BEGIN RECORDS SHOWN

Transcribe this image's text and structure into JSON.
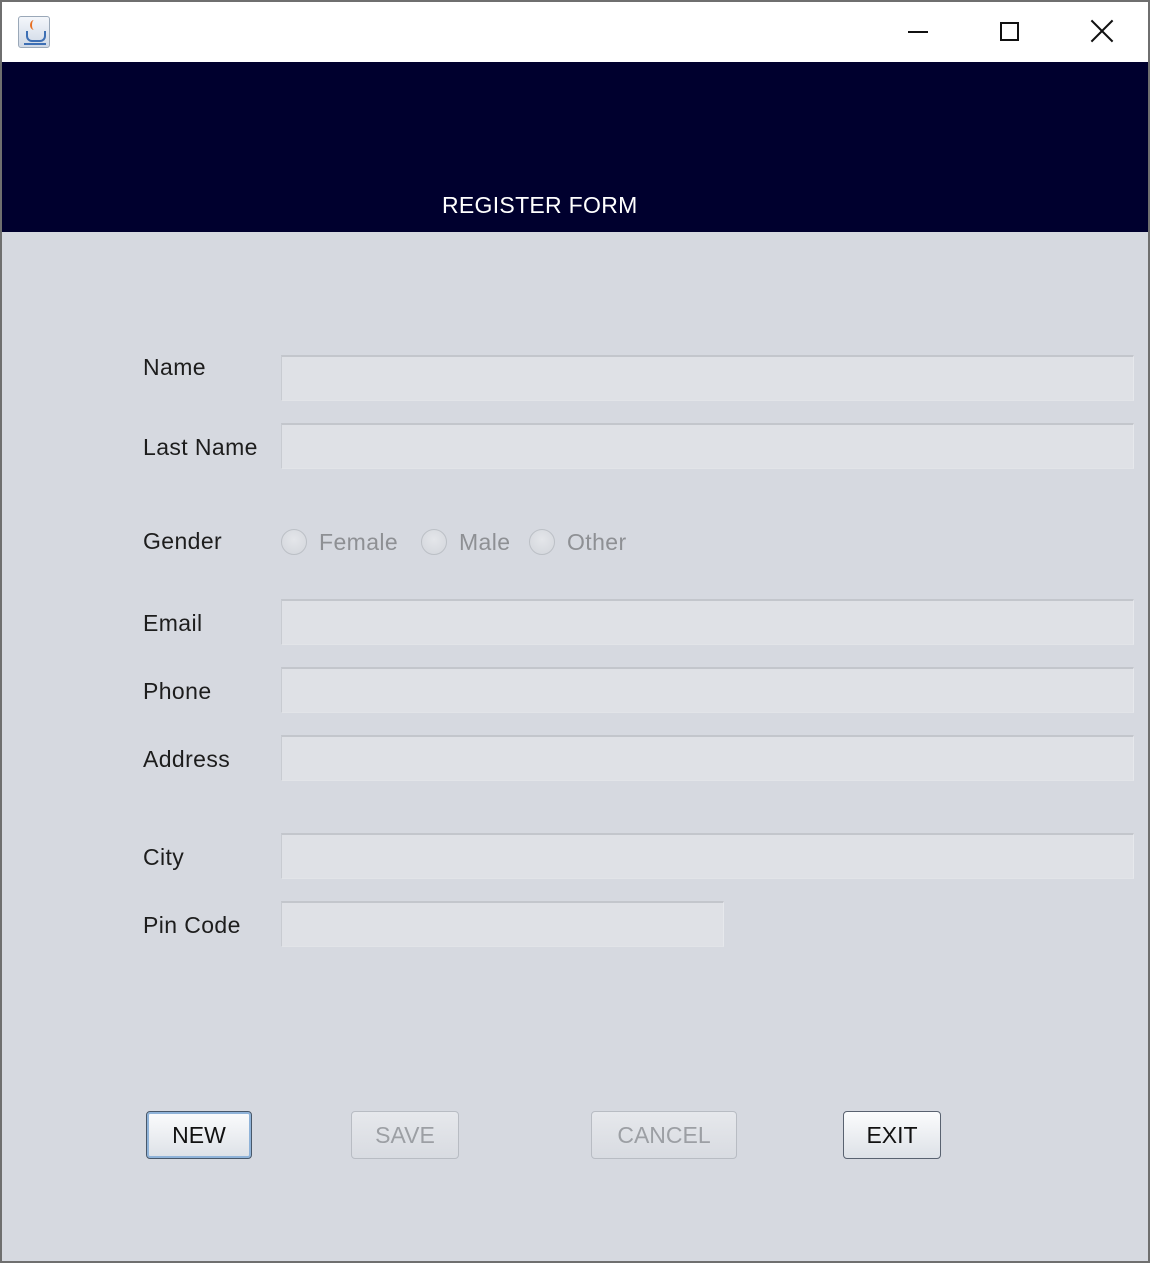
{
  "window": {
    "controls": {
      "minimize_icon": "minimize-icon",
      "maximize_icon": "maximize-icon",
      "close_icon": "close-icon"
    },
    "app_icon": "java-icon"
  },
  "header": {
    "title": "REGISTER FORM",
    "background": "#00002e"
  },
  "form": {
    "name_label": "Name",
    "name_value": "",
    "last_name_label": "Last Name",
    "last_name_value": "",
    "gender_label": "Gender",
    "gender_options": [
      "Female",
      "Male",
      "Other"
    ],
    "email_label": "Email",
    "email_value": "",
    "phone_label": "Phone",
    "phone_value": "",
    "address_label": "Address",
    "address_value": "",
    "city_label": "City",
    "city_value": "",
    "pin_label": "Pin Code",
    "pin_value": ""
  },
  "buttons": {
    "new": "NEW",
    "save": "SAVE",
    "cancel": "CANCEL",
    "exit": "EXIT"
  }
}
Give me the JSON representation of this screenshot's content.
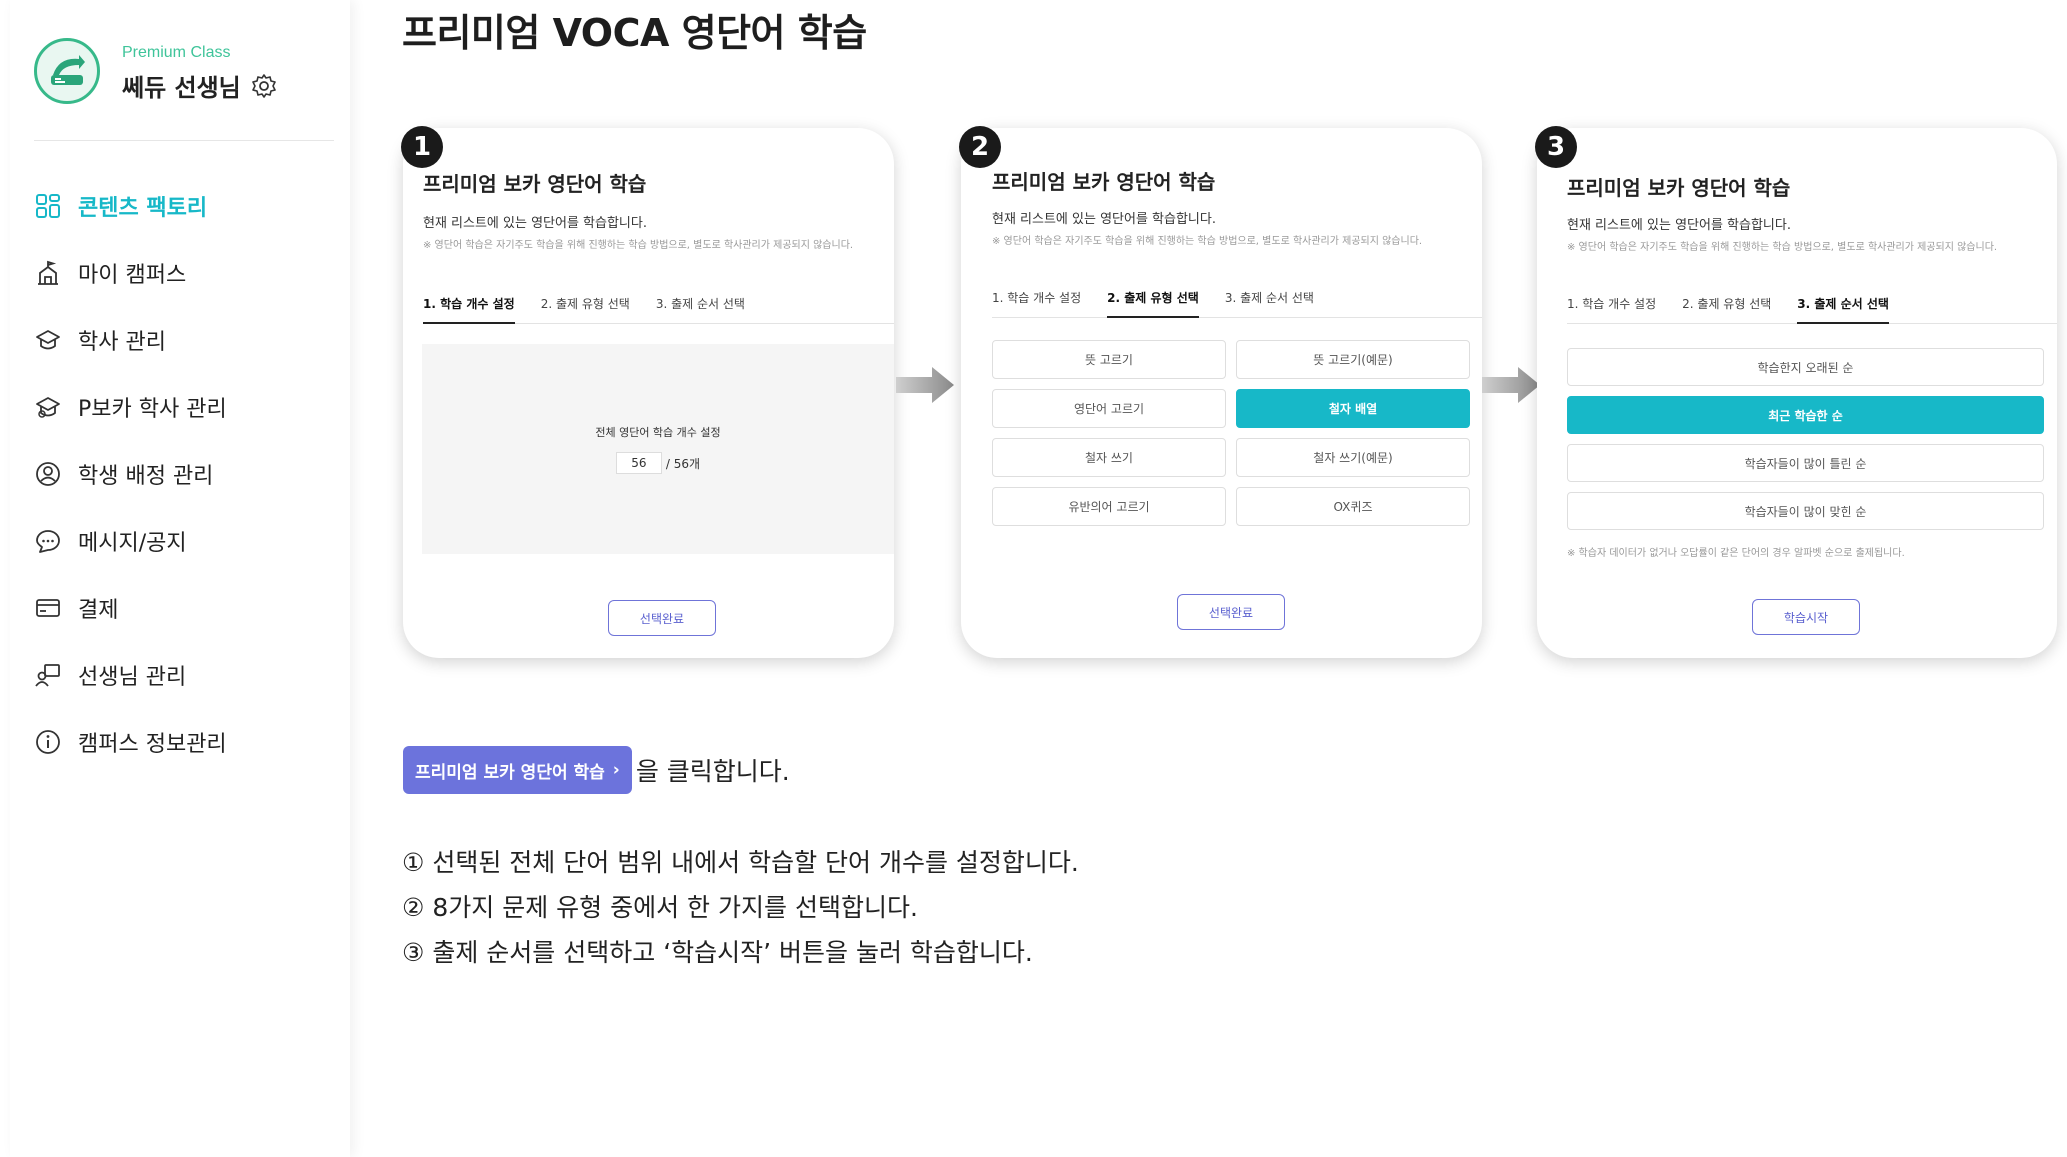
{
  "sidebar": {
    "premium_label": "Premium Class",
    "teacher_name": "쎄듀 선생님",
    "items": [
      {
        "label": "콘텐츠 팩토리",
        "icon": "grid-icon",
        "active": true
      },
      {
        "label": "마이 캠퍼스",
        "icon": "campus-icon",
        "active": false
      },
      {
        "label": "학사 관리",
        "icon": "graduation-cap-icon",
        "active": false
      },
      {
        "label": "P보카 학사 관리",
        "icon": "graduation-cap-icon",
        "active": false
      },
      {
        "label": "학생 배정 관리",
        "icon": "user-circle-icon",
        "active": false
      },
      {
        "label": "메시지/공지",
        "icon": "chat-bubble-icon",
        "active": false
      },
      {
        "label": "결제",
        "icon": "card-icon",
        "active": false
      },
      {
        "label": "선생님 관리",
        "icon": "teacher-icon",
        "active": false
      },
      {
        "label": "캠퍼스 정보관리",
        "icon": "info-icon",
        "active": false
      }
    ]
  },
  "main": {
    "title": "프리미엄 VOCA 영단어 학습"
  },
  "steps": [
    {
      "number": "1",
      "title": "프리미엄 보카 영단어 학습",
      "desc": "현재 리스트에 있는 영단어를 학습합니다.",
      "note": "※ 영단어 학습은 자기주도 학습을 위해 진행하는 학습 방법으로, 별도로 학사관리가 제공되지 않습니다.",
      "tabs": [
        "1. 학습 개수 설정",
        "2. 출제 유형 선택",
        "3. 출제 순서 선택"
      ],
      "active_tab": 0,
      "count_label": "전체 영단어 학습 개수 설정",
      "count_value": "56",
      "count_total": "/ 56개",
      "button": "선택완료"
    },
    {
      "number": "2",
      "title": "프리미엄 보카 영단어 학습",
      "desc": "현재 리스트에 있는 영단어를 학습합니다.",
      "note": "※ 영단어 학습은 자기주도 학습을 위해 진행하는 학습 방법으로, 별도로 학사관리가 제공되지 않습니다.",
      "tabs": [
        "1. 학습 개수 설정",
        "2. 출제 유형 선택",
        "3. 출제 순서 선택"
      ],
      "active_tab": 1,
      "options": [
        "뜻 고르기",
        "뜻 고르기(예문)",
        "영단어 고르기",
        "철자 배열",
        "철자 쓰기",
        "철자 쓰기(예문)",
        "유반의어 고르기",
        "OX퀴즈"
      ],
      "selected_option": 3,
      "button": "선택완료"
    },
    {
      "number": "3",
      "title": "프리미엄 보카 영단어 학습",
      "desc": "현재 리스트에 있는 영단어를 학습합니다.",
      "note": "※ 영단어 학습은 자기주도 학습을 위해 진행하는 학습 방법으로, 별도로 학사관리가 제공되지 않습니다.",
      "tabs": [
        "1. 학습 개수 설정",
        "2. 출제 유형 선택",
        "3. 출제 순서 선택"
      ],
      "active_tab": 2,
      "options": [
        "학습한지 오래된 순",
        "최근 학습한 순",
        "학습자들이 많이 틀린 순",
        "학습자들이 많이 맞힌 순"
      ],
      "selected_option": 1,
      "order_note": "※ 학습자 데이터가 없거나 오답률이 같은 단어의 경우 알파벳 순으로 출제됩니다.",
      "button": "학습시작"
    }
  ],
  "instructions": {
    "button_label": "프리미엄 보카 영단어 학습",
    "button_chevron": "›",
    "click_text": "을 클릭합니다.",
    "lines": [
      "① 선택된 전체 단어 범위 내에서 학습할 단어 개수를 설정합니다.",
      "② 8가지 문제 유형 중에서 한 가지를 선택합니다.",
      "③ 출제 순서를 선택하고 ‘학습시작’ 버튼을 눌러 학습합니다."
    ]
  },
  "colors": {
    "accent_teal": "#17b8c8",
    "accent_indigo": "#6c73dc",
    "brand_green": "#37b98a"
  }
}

END RECORDS SHOWN
BEGIN RECORDS SHOWN

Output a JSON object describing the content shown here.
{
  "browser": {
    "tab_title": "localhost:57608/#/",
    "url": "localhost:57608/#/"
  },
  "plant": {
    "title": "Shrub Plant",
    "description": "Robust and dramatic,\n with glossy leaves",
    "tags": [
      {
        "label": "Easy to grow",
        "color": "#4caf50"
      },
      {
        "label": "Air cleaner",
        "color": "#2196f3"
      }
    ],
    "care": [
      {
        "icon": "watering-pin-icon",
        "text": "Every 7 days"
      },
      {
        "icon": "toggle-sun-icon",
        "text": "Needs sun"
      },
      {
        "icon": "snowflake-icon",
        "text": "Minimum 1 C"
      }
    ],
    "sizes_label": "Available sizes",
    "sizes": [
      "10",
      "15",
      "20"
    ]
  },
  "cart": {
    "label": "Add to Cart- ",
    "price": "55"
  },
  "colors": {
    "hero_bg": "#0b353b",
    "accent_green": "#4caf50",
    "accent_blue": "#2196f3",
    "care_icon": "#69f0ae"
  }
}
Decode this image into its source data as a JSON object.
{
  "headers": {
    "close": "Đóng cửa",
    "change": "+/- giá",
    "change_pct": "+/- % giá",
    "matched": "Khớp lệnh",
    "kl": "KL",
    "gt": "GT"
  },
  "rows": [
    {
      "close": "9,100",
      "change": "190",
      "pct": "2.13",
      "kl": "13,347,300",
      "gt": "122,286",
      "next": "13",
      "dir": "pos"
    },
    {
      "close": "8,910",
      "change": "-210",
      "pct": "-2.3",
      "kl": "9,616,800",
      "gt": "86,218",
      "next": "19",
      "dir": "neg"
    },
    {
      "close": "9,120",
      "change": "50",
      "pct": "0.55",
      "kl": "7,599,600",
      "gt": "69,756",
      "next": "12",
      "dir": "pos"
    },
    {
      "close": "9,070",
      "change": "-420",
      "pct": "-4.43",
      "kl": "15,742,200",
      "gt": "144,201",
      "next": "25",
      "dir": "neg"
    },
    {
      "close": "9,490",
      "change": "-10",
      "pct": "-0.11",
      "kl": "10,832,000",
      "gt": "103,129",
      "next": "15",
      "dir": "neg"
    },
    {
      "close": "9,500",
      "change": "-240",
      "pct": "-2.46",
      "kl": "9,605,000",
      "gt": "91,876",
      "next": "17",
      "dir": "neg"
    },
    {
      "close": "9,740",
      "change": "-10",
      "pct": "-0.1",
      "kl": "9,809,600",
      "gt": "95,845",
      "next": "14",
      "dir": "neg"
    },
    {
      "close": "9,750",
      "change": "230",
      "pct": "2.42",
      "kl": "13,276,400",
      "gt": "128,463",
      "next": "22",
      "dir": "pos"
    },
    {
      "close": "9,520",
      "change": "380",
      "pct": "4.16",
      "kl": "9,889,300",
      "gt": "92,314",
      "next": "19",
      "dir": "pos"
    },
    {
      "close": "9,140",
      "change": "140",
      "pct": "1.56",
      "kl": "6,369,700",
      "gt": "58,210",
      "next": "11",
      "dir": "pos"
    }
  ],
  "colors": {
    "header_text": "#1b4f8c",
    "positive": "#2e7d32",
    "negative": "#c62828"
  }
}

END RECORDS SHOWN

EXERCISE TASK >> Each line in the data that holds the string "close" should be found and copied.

TASK OUTPUT >>
      "close_icon": "close-icon"
    "close": "Đóng cửa",
      "close": "9,100",
      "close": "8,910",
      "close": "9,120",
      "close": "9,070",
      "close": "9,490",
      "close": "9,500",
      "close": "9,740",
      "close": "9,750",
      "close": "9,520",
      "close": "9,140",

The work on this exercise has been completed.